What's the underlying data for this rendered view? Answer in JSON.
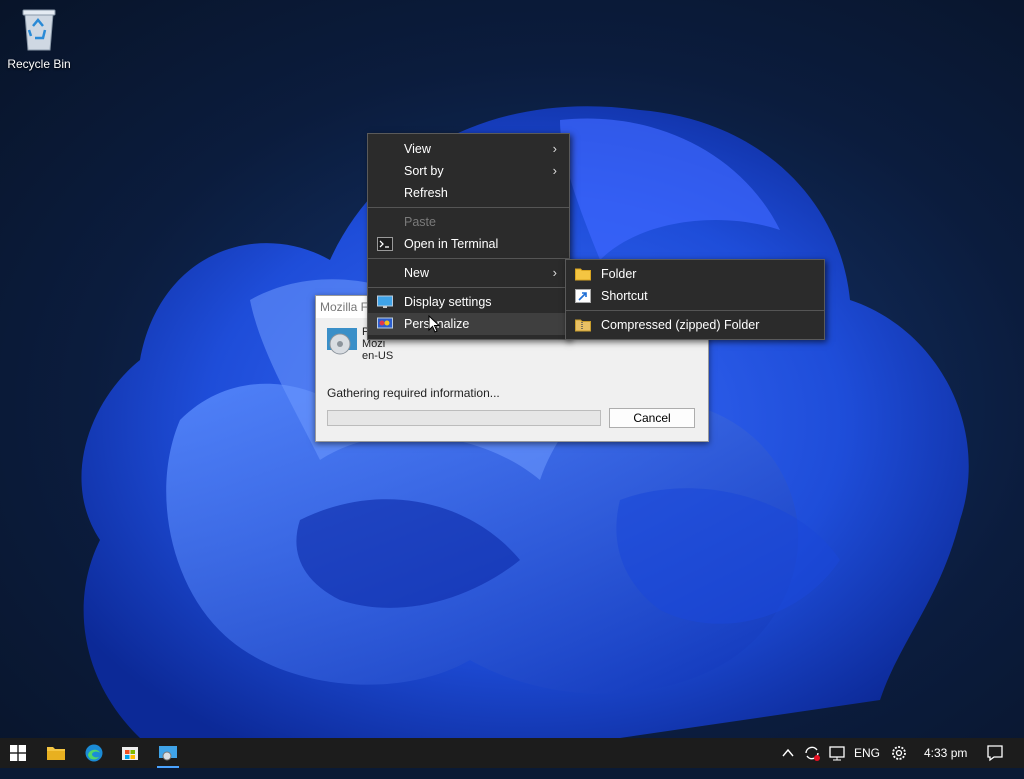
{
  "desktop": {
    "recycle_bin_label": "Recycle Bin"
  },
  "dialog": {
    "title": "Mozilla F",
    "message_line1": "Please wait while Windows configures Mozi",
    "message_line2": "en-US",
    "status": "Gathering required information...",
    "progress_fraction": 0,
    "cancel_label": "Cancel"
  },
  "context_menu": {
    "items": [
      {
        "label": "View",
        "submenu": true
      },
      {
        "label": "Sort by",
        "submenu": true
      },
      {
        "label": "Refresh"
      },
      {
        "label": "Paste",
        "disabled": true
      },
      {
        "label": "Open in Terminal",
        "icon": "terminal-icon"
      },
      {
        "label": "New",
        "submenu": true
      },
      {
        "label": "Display settings",
        "icon": "display-settings-icon"
      },
      {
        "label": "Personalize",
        "icon": "personalize-icon"
      }
    ]
  },
  "new_submenu": {
    "items": [
      {
        "label": "Folder",
        "icon": "folder-icon"
      },
      {
        "label": "Shortcut",
        "icon": "shortcut-icon"
      },
      {
        "label": "Compressed (zipped) Folder",
        "icon": "zip-folder-icon"
      }
    ]
  },
  "taskbar": {
    "language": "ENG",
    "time": "4:33 pm"
  },
  "colors": {
    "menu_bg": "#2b2b2b",
    "taskbar_bg": "#1c1c1c",
    "accent": "#4aa3ff"
  }
}
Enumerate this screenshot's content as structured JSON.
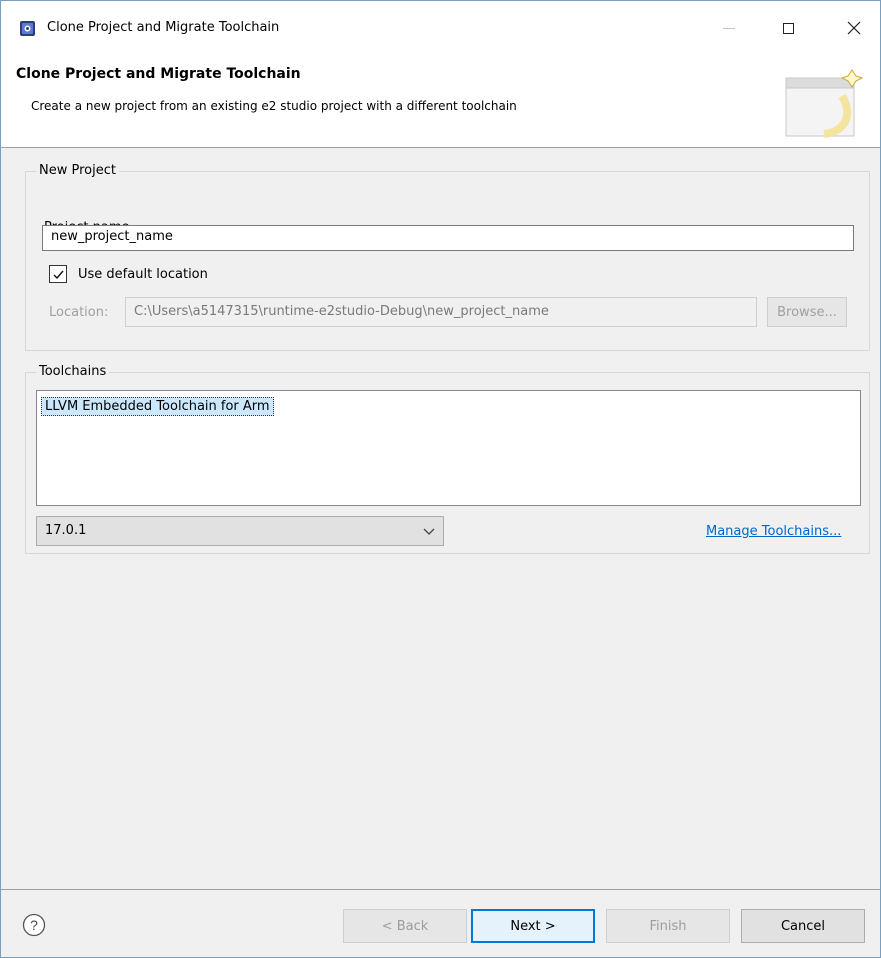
{
  "window": {
    "title": "Clone Project and Migrate Toolchain",
    "icon": "e2studio-app-icon",
    "controls": [
      "minimize-icon",
      "maximize-icon",
      "close-icon"
    ]
  },
  "banner": {
    "title": "Clone Project and Migrate Toolchain",
    "description": "Create a new project from an existing e2 studio project with a different toolchain"
  },
  "new_project": {
    "group_label": "New Project",
    "project_name_label": "Project name",
    "project_name_value": "new_project_name",
    "use_default_location_label": "Use default location",
    "use_default_location_checked": true,
    "location_label": "Location:",
    "location_value": "C:\\Users\\a5147315\\runtime-e2studio-Debug\\new_project_name",
    "browse_label": "Browse..."
  },
  "toolchains": {
    "group_label": "Toolchains",
    "items": [
      "LLVM Embedded Toolchain for Arm"
    ],
    "selected_item": "LLVM Embedded Toolchain for Arm",
    "version_selected": "17.0.1",
    "manage_link": "Manage Toolchains..."
  },
  "buttons": {
    "back": "< Back",
    "next": "Next >",
    "finish": "Finish",
    "cancel": "Cancel"
  },
  "colors": {
    "accent": "#0078d7",
    "link": "#0066cc",
    "selection": "#cce8ff",
    "background": "#f0f0f0"
  }
}
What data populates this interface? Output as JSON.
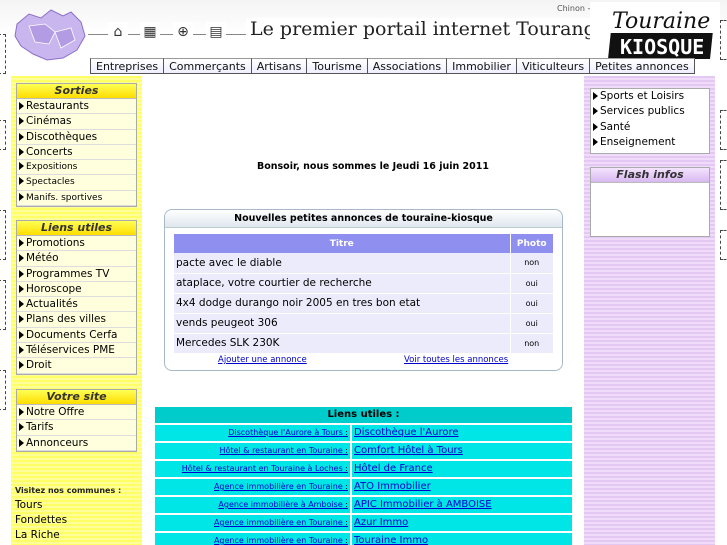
{
  "header": {
    "title": "Le premier portail internet Tourangeau",
    "top_right_text": "Chinon - Amboise",
    "brand_top": "Touraine",
    "brand_bottom": "KIOSQUE",
    "icons": [
      "home-icon",
      "calculator-icon",
      "search-icon",
      "document-icon"
    ]
  },
  "nav": {
    "items": [
      "Entreprises",
      "Commerçants",
      "Artisans",
      "Tourisme",
      "Associations",
      "Immobilier",
      "Viticulteurs",
      "Petites annonces"
    ]
  },
  "sorties": {
    "title": "Sorties",
    "items": [
      "Restaurants",
      "Cinémas",
      "Discothèques",
      "Concerts",
      "Expositions",
      "Spectacles",
      "Manifs. sportives"
    ]
  },
  "liens_utiles_menu": {
    "title": "Liens utiles",
    "items": [
      "Promotions",
      "Météo",
      "Programmes TV",
      "Horoscope",
      "Actualités",
      "Plans des villes",
      "Documents Cerfa",
      "Téléservices PME",
      "Droit"
    ]
  },
  "votre_site": {
    "title": "Votre site",
    "items": [
      "Notre Offre",
      "Tarifs",
      "Annonceurs"
    ]
  },
  "communes": {
    "title": "Visitez nos communes :",
    "items": [
      "Tours",
      "Fondettes",
      "La Riche"
    ]
  },
  "right_menu": {
    "items": [
      "Sports et Loisirs",
      "Services publics",
      "Santé",
      "Enseignement"
    ]
  },
  "flash": {
    "title": "Flash infos"
  },
  "greeting": "Bonsoir, nous sommes le Jeudi 16 juin 2011",
  "petites_annonces": {
    "title": "Nouvelles petites annonces de touraine-kiosque",
    "col_titre": "Titre",
    "col_photo": "Photo",
    "rows": [
      {
        "titre": "pacte avec le diable",
        "photo": "non"
      },
      {
        "titre": "ataplace, votre courtier de recherche",
        "photo": "oui"
      },
      {
        "titre": "4x4 dodge durango noir 2005 en tres bon etat",
        "photo": "oui"
      },
      {
        "titre": "vends peugeot 306",
        "photo": "oui"
      },
      {
        "titre": "Mercedes SLK 230K",
        "photo": "non"
      }
    ],
    "add_link": "Ajouter une annonce",
    "all_link": "Voir toutes les annonces"
  },
  "liens_table": {
    "title": "Liens utiles :",
    "rows": [
      {
        "cat": "Discothèque l'Aurore à Tours",
        "name": "Discothèque l'Aurore"
      },
      {
        "cat": "Hôtel & restaurant en Touraine",
        "name": "Comfort Hôtel à Tours"
      },
      {
        "cat": "Hôtel & restaurant en Touraine à Loches",
        "name": "Hôtel de France"
      },
      {
        "cat": "Agence immobilière en Touraine",
        "name": "ATO Immobilier"
      },
      {
        "cat": "Agence immobilière à Amboise",
        "name": "APIC Immobilier à AMBOISE"
      },
      {
        "cat": "Agence immobilière en Touraine",
        "name": "Azur Immo"
      },
      {
        "cat": "Agence immobilière en Touraine",
        "name": "Touraine Immo"
      }
    ]
  }
}
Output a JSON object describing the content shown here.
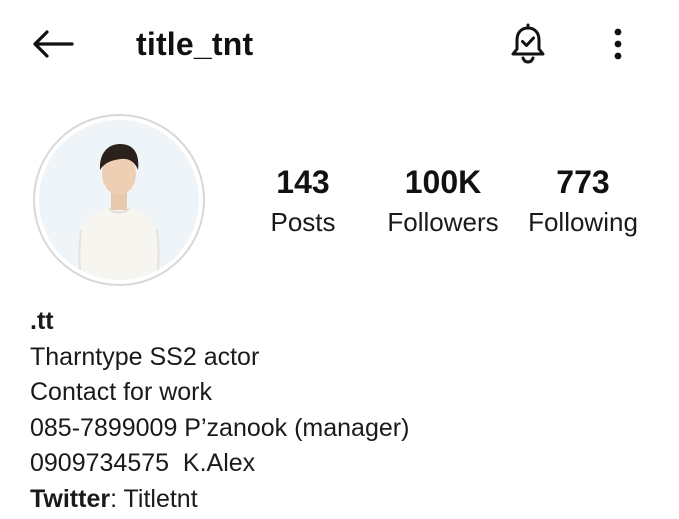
{
  "header": {
    "username": "title_tnt",
    "back_icon": "arrow-left-icon",
    "bell_icon": "bell-check-icon",
    "more_icon": "more-vertical-icon"
  },
  "profile": {
    "avatar": "profile-photo"
  },
  "stats": {
    "posts": {
      "value": "143",
      "label": "Posts"
    },
    "followers": {
      "value": "100K",
      "label": "Followers"
    },
    "following": {
      "value": "773",
      "label": "Following"
    }
  },
  "bio": {
    "name": ".tt",
    "lines": [
      "Tharntype SS2 actor",
      "Contact for work",
      "085-7899009 P’zanook (manager)",
      "0909734575  K.Alex"
    ],
    "twitter_label": "Twitter",
    "twitter_sep": ": ",
    "twitter_value": "Titletnt"
  },
  "colors": {
    "text": "#111111",
    "avatar_ring": "#d8d8d8",
    "background": "#ffffff"
  }
}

→ **GIVEN INSTRUCTION**
Return the whole listing, word for word, and leave out every picture.

→ **SOLUTION BELOW**
What's the underlying data for this rendered view? Answer in JSON.
{
  "desktop": {
    "recycle_bin_label": "Recycle Bin"
  },
  "dialog": {
    "title": "Mozilla F",
    "message_line1": "Please wait while Windows configures Mozi",
    "message_line2": "en-US",
    "status": "Gathering required information...",
    "progress_fraction": 0,
    "cancel_label": "Cancel"
  },
  "context_menu": {
    "items": [
      {
        "label": "View",
        "submenu": true
      },
      {
        "label": "Sort by",
        "submenu": true
      },
      {
        "label": "Refresh"
      },
      {
        "label": "Paste",
        "disabled": true
      },
      {
        "label": "Open in Terminal",
        "icon": "terminal-icon"
      },
      {
        "label": "New",
        "submenu": true
      },
      {
        "label": "Display settings",
        "icon": "display-settings-icon"
      },
      {
        "label": "Personalize",
        "icon": "personalize-icon"
      }
    ]
  },
  "new_submenu": {
    "items": [
      {
        "label": "Folder",
        "icon": "folder-icon"
      },
      {
        "label": "Shortcut",
        "icon": "shortcut-icon"
      },
      {
        "label": "Compressed (zipped) Folder",
        "icon": "zip-folder-icon"
      }
    ]
  },
  "taskbar": {
    "language": "ENG",
    "time": "4:33 pm"
  },
  "colors": {
    "menu_bg": "#2b2b2b",
    "taskbar_bg": "#1c1c1c",
    "accent": "#4aa3ff"
  }
}
Enumerate this screenshot's content as structured JSON.
{
  "window": {
    "title": "Clone Project and Migrate Toolchain",
    "icon": "e2studio-app-icon",
    "controls": [
      "minimize-icon",
      "maximize-icon",
      "close-icon"
    ]
  },
  "banner": {
    "title": "Clone Project and Migrate Toolchain",
    "description": "Create a new project from an existing e2 studio project with a different toolchain"
  },
  "new_project": {
    "group_label": "New Project",
    "project_name_label": "Project name",
    "project_name_value": "new_project_name",
    "use_default_location_label": "Use default location",
    "use_default_location_checked": true,
    "location_label": "Location:",
    "location_value": "C:\\Users\\a5147315\\runtime-e2studio-Debug\\new_project_name",
    "browse_label": "Browse..."
  },
  "toolchains": {
    "group_label": "Toolchains",
    "items": [
      "LLVM Embedded Toolchain for Arm"
    ],
    "selected_item": "LLVM Embedded Toolchain for Arm",
    "version_selected": "17.0.1",
    "manage_link": "Manage Toolchains..."
  },
  "buttons": {
    "back": "< Back",
    "next": "Next >",
    "finish": "Finish",
    "cancel": "Cancel"
  },
  "colors": {
    "accent": "#0078d7",
    "link": "#0066cc",
    "selection": "#cce8ff",
    "background": "#f0f0f0"
  }
}
What data populates this interface? Output as JSON.
{
  "header": {
    "title": "Le premier portail internet Tourangeau",
    "top_right_text": "Chinon - Amboise",
    "brand_top": "Touraine",
    "brand_bottom": "KIOSQUE",
    "icons": [
      "home-icon",
      "calculator-icon",
      "search-icon",
      "document-icon"
    ]
  },
  "nav": {
    "items": [
      "Entreprises",
      "Commerçants",
      "Artisans",
      "Tourisme",
      "Associations",
      "Immobilier",
      "Viticulteurs",
      "Petites annonces"
    ]
  },
  "sorties": {
    "title": "Sorties",
    "items": [
      "Restaurants",
      "Cinémas",
      "Discothèques",
      "Concerts",
      "Expositions",
      "Spectacles",
      "Manifs. sportives"
    ]
  },
  "liens_utiles_menu": {
    "title": "Liens utiles",
    "items": [
      "Promotions",
      "Météo",
      "Programmes TV",
      "Horoscope",
      "Actualités",
      "Plans des villes",
      "Documents Cerfa",
      "Téléservices PME",
      "Droit"
    ]
  },
  "votre_site": {
    "title": "Votre site",
    "items": [
      "Notre Offre",
      "Tarifs",
      "Annonceurs"
    ]
  },
  "communes": {
    "title": "Visitez nos communes :",
    "items": [
      "Tours",
      "Fondettes",
      "La Riche"
    ]
  },
  "right_menu": {
    "items": [
      "Sports et Loisirs",
      "Services publics",
      "Santé",
      "Enseignement"
    ]
  },
  "flash": {
    "title": "Flash infos"
  },
  "greeting": "Bonsoir, nous sommes le Jeudi 16 juin 2011",
  "petites_annonces": {
    "title": "Nouvelles petites annonces de touraine-kiosque",
    "col_titre": "Titre",
    "col_photo": "Photo",
    "rows": [
      {
        "titre": "pacte avec le diable",
        "photo": "non"
      },
      {
        "titre": "ataplace, votre courtier de recherche",
        "photo": "oui"
      },
      {
        "titre": "4x4 dodge durango noir 2005 en tres bon etat",
        "photo": "oui"
      },
      {
        "titre": "vends peugeot 306",
        "photo": "oui"
      },
      {
        "titre": "Mercedes SLK 230K",
        "photo": "non"
      }
    ],
    "add_link": "Ajouter une annonce",
    "all_link": "Voir toutes les annonces"
  },
  "liens_table": {
    "title": "Liens utiles :",
    "rows": [
      {
        "cat": "Discothèque l'Aurore à Tours",
        "name": "Discothèque l'Aurore"
      },
      {
        "cat": "Hôtel & restaurant en Touraine",
        "name": "Comfort Hôtel à Tours"
      },
      {
        "cat": "Hôtel & restaurant en Touraine à Loches",
        "name": "Hôtel de France"
      },
      {
        "cat": "Agence immobilière en Touraine",
        "name": "ATO Immobilier"
      },
      {
        "cat": "Agence immobilière à Amboise",
        "name": "APIC Immobilier à AMBOISE"
      },
      {
        "cat": "Agence immobilière en Touraine",
        "name": "Azur Immo"
      },
      {
        "cat": "Agence immobilière en Touraine",
        "name": "Touraine Immo"
      }
    ]
  }
}
Output a JSON object describing the content shown here.
{
  "header": {
    "username": "title_tnt",
    "back_icon": "arrow-left-icon",
    "bell_icon": "bell-check-icon",
    "more_icon": "more-vertical-icon"
  },
  "profile": {
    "avatar": "profile-photo"
  },
  "stats": {
    "posts": {
      "value": "143",
      "label": "Posts"
    },
    "followers": {
      "value": "100K",
      "label": "Followers"
    },
    "following": {
      "value": "773",
      "label": "Following"
    }
  },
  "bio": {
    "name": ".tt",
    "lines": [
      "Tharntype SS2 actor",
      "Contact for work",
      "085-7899009 P’zanook (manager)",
      "0909734575  K.Alex"
    ],
    "twitter_label": "Twitter",
    "twitter_sep": ": ",
    "twitter_value": "Titletnt"
  },
  "colors": {
    "text": "#111111",
    "avatar_ring": "#d8d8d8",
    "background": "#ffffff"
  }
}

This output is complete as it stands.